Problem to solve: Reproduce the listing below without any change.

Stored data:
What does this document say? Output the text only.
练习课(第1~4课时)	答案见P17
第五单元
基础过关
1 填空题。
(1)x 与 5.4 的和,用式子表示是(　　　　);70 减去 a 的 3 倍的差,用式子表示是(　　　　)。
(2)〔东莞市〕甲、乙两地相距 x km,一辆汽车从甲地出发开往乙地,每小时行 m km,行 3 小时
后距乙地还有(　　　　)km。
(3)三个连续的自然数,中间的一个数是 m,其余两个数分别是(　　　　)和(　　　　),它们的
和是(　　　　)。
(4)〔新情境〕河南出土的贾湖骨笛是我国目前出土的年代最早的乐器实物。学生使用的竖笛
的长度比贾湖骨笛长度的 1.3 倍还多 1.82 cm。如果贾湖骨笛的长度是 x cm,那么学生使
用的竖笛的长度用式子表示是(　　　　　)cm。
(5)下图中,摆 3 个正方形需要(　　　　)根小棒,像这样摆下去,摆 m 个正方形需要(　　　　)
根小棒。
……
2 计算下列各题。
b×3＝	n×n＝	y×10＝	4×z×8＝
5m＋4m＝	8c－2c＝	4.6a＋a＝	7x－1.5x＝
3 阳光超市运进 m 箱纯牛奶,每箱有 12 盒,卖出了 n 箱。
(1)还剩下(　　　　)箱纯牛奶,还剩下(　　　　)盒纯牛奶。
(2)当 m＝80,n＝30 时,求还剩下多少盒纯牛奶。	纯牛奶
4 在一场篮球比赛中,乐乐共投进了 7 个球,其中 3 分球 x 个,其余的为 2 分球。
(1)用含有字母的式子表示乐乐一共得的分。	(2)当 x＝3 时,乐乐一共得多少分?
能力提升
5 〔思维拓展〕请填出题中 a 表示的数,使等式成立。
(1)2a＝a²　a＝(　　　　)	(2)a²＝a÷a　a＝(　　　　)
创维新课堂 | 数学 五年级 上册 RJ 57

Solution to this task:
What does this document say? Output the text only.
练习课(第1~4课时)	答案见P17
第五单元
基础过关
1 填空题。
(1)x 与 5.4 的和,用式子表示是(　　　　);70 减去 a 的 3 倍的差,用式子表示是(　　　　)。
(2)〔东莞市〕甲、乙两地相距 x km,一辆汽车从甲地出发开往乙地,每小时行 m km,行 3 小时
后距乙地还有(　　　　)km。
(3)三个连续的自然数,中间的一个数是 m,其余两个数分别是(　　　　)和(　　　　),它们的
和是(　　　　)。
(4)〔新情境〕河南出土的贾湖骨笛是我国目前出土的年代最早的乐器实物。学生使用的竖笛
的长度比贾湖骨笛长度的 1.3 倍还多 1.82 cm。如果贾湖骨笛的长度是 x cm,那么学生使
用的竖笛的长度用式子表示是(　　　　　)cm。
(5)下图中,摆 3 个正方形需要(　　　　)根小棒,像这样摆下去,摆 m 个正方形需要(　　　　)
根小棒。
……
2 计算下列各题。
b×3＝	n×n＝	y×10＝	4×z×8＝
5m＋4m＝	8c－2c＝	4.6a＋a＝	7x－1.5x＝
3 阳光超市运进 m 箱纯牛奶,每箱有 12 盒,卖出了 n 箱。
(1)还剩下(　　　　)箱纯牛奶,还剩下(　　　　)盒纯牛奶。
(2)当 m＝80,n＝30 时,求还剩下多少盒纯牛奶。	纯牛奶
4 在一场篮球比赛中,乐乐共投进了 7 个球,其中 3 分球 x 个,其余的为 2 分球。
(1)用含有字母的式子表示乐乐一共得的分。	(2)当 x＝3 时,乐乐一共得多少分?
能力提升
5 〔思维拓展〕请填出题中 a 表示的数,使等式成立。
(1)2a＝a²　a＝(　　　　)	(2)a²＝a÷a　a＝(　　　　)
创维新课堂 | 数学 五年级 上册 RJ 57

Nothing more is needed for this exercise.